Information shown –
◆ ◆ ◆ ◆ ◆
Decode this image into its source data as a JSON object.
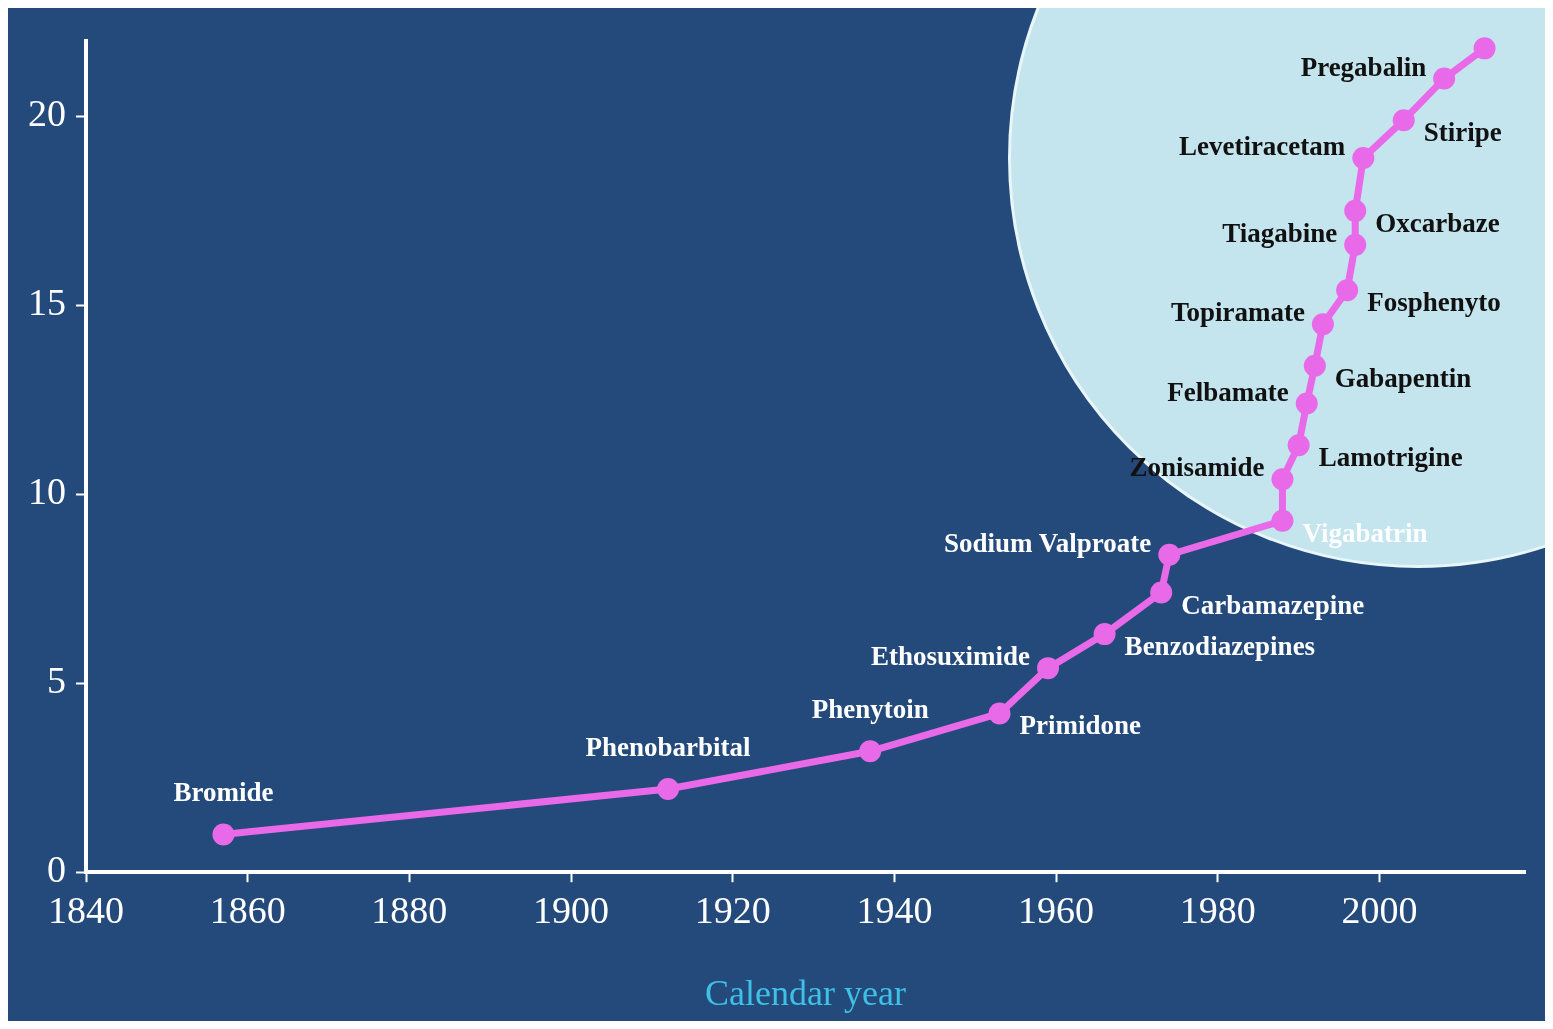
{
  "chart_data": {
    "type": "line",
    "xlabel": "Calendar year",
    "x": [
      1857,
      1912,
      1937,
      1953,
      1959,
      1966,
      1973,
      1974,
      1988,
      1988,
      1990,
      1991,
      1992,
      1993,
      1996,
      1997,
      1997,
      1998,
      2003,
      2008,
      2013
    ],
    "series": [
      {
        "color": "#e86ae8",
        "values": [
          1.0,
          2.2,
          3.2,
          4.2,
          5.4,
          6.3,
          7.4,
          8.4,
          9.3,
          10.4,
          11.3,
          12.4,
          13.4,
          14.5,
          15.4,
          16.6,
          17.5,
          18.9,
          19.9,
          21.0,
          21.8
        ]
      }
    ],
    "xlim": [
      1840,
      2018
    ],
    "xticks": [
      1840,
      1860,
      1880,
      1900,
      1920,
      1940,
      1960,
      1980,
      2000
    ],
    "ylim": [
      0,
      22
    ],
    "yticks": [
      0,
      5,
      10,
      15,
      20
    ],
    "grid": false,
    "legend": false,
    "marker": "circle",
    "line_style": "solid",
    "annotations": [
      {
        "text": "Bromide",
        "x": 1857,
        "y": 1.0
      },
      {
        "text": "Phenobarbital",
        "x": 1912,
        "y": 2.2
      },
      {
        "text": "Phenytoin",
        "x": 1937,
        "y": 3.2
      },
      {
        "text": "Primidone",
        "x": 1953,
        "y": 4.2
      },
      {
        "text": "Ethosuximide",
        "x": 1959,
        "y": 5.4
      },
      {
        "text": "Benzodiazepines",
        "x": 1966,
        "y": 6.3
      },
      {
        "text": "Carbamazepine",
        "x": 1973,
        "y": 7.4
      },
      {
        "text": "Sodium Valproate",
        "x": 1974,
        "y": 8.4
      },
      {
        "text": "Vigabatrin",
        "x": 1988,
        "y": 9.3
      },
      {
        "text": "Zonisamide",
        "x": 1988,
        "y": 10.4
      },
      {
        "text": "Lamotrigine",
        "x": 1990,
        "y": 11.3
      },
      {
        "text": "Felbamate",
        "x": 1991,
        "y": 12.4
      },
      {
        "text": "Gabapentin",
        "x": 1992,
        "y": 13.4
      },
      {
        "text": "Topiramate",
        "x": 1993,
        "y": 14.5
      },
      {
        "text": "Fosphenyto",
        "x": 1996,
        "y": 15.4
      },
      {
        "text": "Tiagabine",
        "x": 1997,
        "y": 16.6
      },
      {
        "text": "Oxcarbaze",
        "x": 1997,
        "y": 17.5
      },
      {
        "text": "Levetiracetam",
        "x": 1998,
        "y": 18.9
      },
      {
        "text": "Stiripe",
        "x": 2003,
        "y": 19.9
      },
      {
        "text": "Pregabalin",
        "x": 2008,
        "y": 21.0
      }
    ]
  }
}
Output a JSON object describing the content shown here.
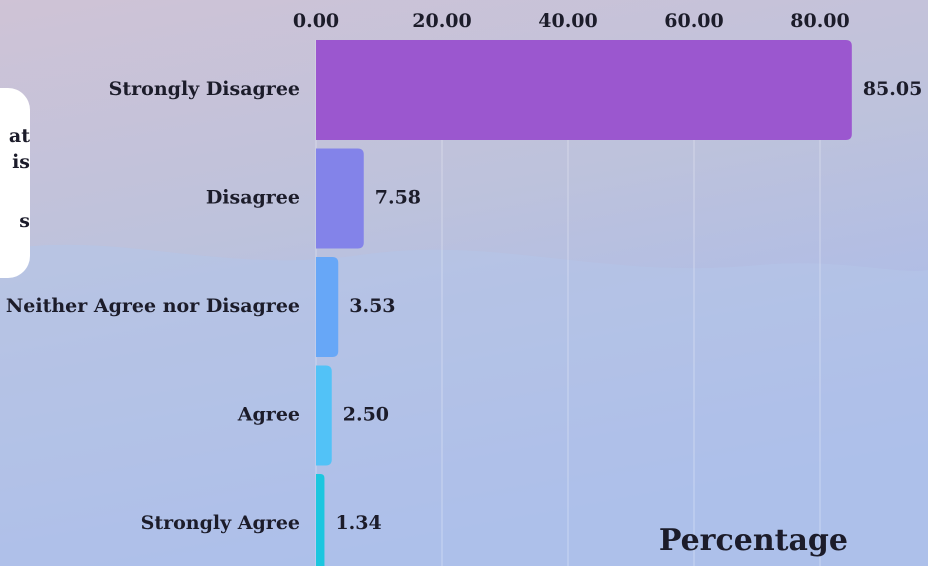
{
  "chart_data": {
    "type": "bar",
    "orientation": "horizontal",
    "categories": [
      "Strongly Disagree",
      "Disagree",
      "Neither Agree nor Disagree",
      "Agree",
      "Strongly Agree"
    ],
    "values": [
      85.05,
      7.58,
      3.53,
      2.5,
      1.34
    ],
    "value_labels": [
      "85.05",
      "7.58",
      "3.53",
      "2.50",
      "1.34"
    ],
    "colors": [
      "#9b57cf",
      "#8383e9",
      "#67a7f7",
      "#52c2f7",
      "#1cc6df"
    ],
    "xlim": [
      0,
      90
    ],
    "xticks": [
      {
        "value": 0,
        "label": "0.00"
      },
      {
        "value": 20,
        "label": "20.00"
      },
      {
        "value": 40,
        "label": "40.00"
      },
      {
        "value": 60,
        "label": "60.00"
      },
      {
        "value": 80,
        "label": "80.00"
      }
    ],
    "xlabel": "Percentage",
    "grid": true,
    "annotations": [
      "at",
      "is",
      "s"
    ]
  }
}
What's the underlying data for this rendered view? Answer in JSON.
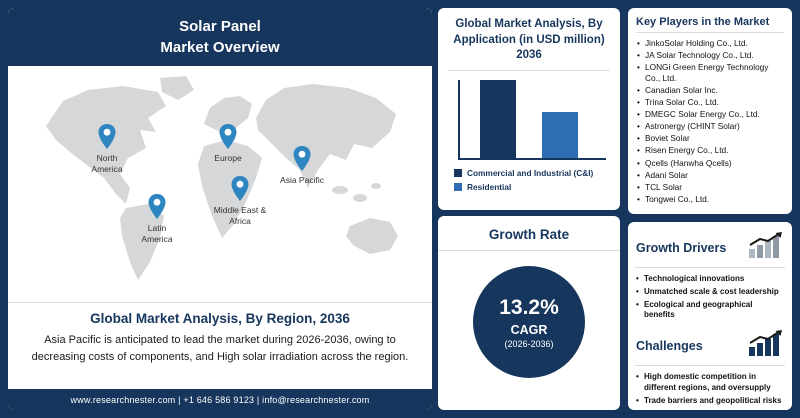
{
  "left_panel": {
    "title": "Solar Panel\nMarket Overview",
    "map_pins": [
      {
        "label": "North America"
      },
      {
        "label": "Latin America"
      },
      {
        "label": "Europe"
      },
      {
        "label": "Middle East & Africa"
      },
      {
        "label": "Asia Pacific"
      }
    ],
    "subtitle": "Global Market Analysis, By Region, 2036",
    "description": "Asia Pacific is anticipated to lead the market during 2026-2036, owing to decreasing costs of components, and High solar irradiation across the region.",
    "footer": "www.researchnester.com | +1 646 586 9123 | info@researchnester.com"
  },
  "chart_data": {
    "type": "bar",
    "title": "Global Market Analysis, By Application (in USD million) 2036",
    "categories": [
      "Commercial and Industrial (C&I)",
      "Residential"
    ],
    "values": [
      100,
      58
    ],
    "value_note": "relative heights estimated from bars; value axis unlabeled",
    "colors": [
      "#17365d",
      "#2e6db4"
    ],
    "legend_position": "bottom",
    "grid": false
  },
  "growth_rate": {
    "title": "Growth Rate",
    "value": "13.2%",
    "label": "CAGR",
    "period": "(2026-2036)"
  },
  "key_players": {
    "title": "Key Players in the Market",
    "items": [
      "JinkoSolar Holding Co., Ltd.",
      "JA Solar Technology Co., Ltd.",
      "LONGi Green Energy Technology Co., Ltd.",
      "Canadian Solar Inc.",
      "Trina Solar Co., Ltd.",
      "DMEGC Solar Energy Co., Ltd.",
      "Astronergy (CHINT Solar)",
      "Boviet Solar",
      "Risen Energy Co., Ltd.",
      "Qcells (Hanwha Qcells)",
      "Adani Solar",
      "TCL Solar",
      "Tongwei Co., Ltd."
    ]
  },
  "growth_drivers": {
    "title": "Growth Drivers",
    "items": [
      "Technological innovations",
      "Unmatched scale & cost leadership",
      "Ecological and geographical benefits"
    ]
  },
  "challenges": {
    "title": "Challenges",
    "items": [
      "High domestic competition in different regions, and oversupply",
      "Trade barriers and geopolitical risks"
    ]
  }
}
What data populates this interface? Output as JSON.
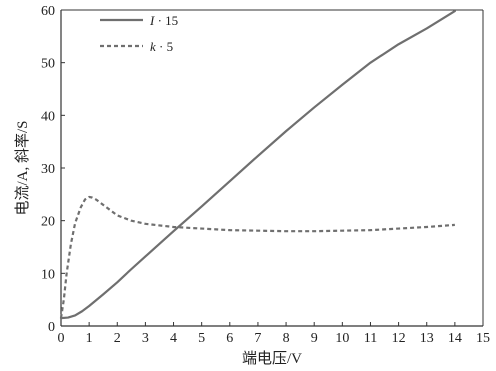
{
  "chart_data": {
    "type": "line",
    "xlabel": "端电压/V",
    "ylabel": "电流/A, 斜率/S",
    "xlim": [
      0,
      15
    ],
    "ylim": [
      0,
      60
    ],
    "x_ticks": [
      0,
      1,
      2,
      3,
      4,
      5,
      6,
      7,
      8,
      9,
      10,
      11,
      12,
      13,
      14,
      15
    ],
    "y_ticks": [
      0,
      10,
      20,
      30,
      40,
      50,
      60
    ],
    "grid": false,
    "legend_position": "top-left",
    "series": [
      {
        "name": "I · 15",
        "name_var": "I",
        "name_rest": " · 15",
        "style": "solid",
        "color": "#6f6f6f",
        "x": [
          0.0,
          0.25,
          0.5,
          0.75,
          1.0,
          1.5,
          2.0,
          2.5,
          3.0,
          3.5,
          4.0,
          5.0,
          6.0,
          7.0,
          8.0,
          9.0,
          10.0,
          11.0,
          12.0,
          13.0,
          14.0
        ],
        "y": [
          1.5,
          1.6,
          2.0,
          2.8,
          3.8,
          6.0,
          8.3,
          10.8,
          13.2,
          15.6,
          18.0,
          22.7,
          27.5,
          32.3,
          37.0,
          41.5,
          45.8,
          50.0,
          53.5,
          56.5,
          59.8
        ]
      },
      {
        "name": "k · 5",
        "name_var": "k",
        "name_rest": " · 5",
        "style": "dashed",
        "color": "#6f6f6f",
        "x": [
          0.0,
          0.1,
          0.2,
          0.35,
          0.5,
          0.7,
          0.85,
          1.0,
          1.1,
          1.25,
          1.5,
          2.0,
          2.5,
          3.0,
          4.0,
          5.0,
          6.0,
          7.0,
          8.0,
          9.0,
          10.0,
          11.0,
          12.0,
          13.0,
          14.0
        ],
        "y": [
          1.5,
          5.0,
          10.0,
          15.5,
          19.5,
          22.5,
          24.0,
          24.5,
          24.4,
          24.0,
          23.0,
          21.0,
          20.0,
          19.4,
          18.8,
          18.5,
          18.2,
          18.1,
          18.0,
          18.0,
          18.1,
          18.2,
          18.5,
          18.8,
          19.2
        ]
      }
    ]
  }
}
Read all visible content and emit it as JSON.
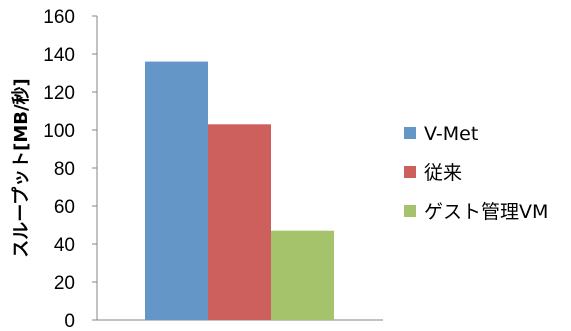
{
  "chart_data": {
    "type": "bar",
    "title": "",
    "xlabel": "",
    "ylabel": "スループット[MB/秒]",
    "ylim": [
      0,
      160
    ],
    "yticks": [
      0,
      20,
      40,
      60,
      80,
      100,
      120,
      140,
      160
    ],
    "grid": false,
    "legend_position": "right",
    "series": [
      {
        "name": "V-Met",
        "values": [
          136
        ],
        "color": "#6496c8"
      },
      {
        "name": "従来",
        "values": [
          103
        ],
        "color": "#cd5f5c"
      },
      {
        "name": "ゲスト管理VM",
        "values": [
          47
        ],
        "color": "#a4c36a"
      }
    ]
  }
}
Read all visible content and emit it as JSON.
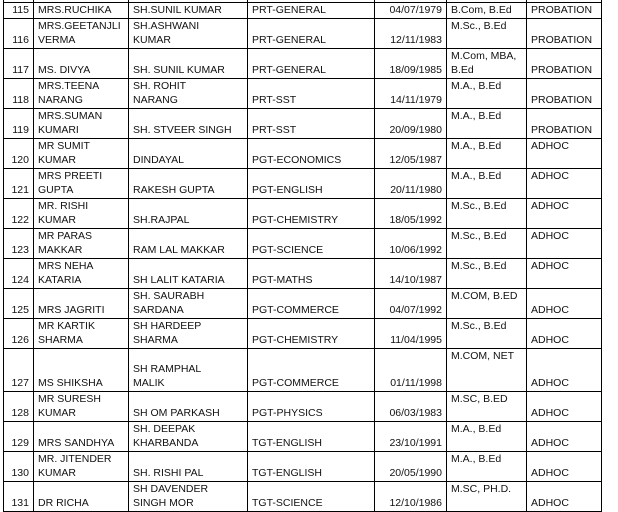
◆ ◆ ◆ ◆ ◆
Your instructions – Show every line from the entries above in which "this" appears.

Full solution –
Decode this image into its source data as a JSON object.
What's the underlying data for this rendered view? Answer in JSON.
What data populates this interface? Output as JSON.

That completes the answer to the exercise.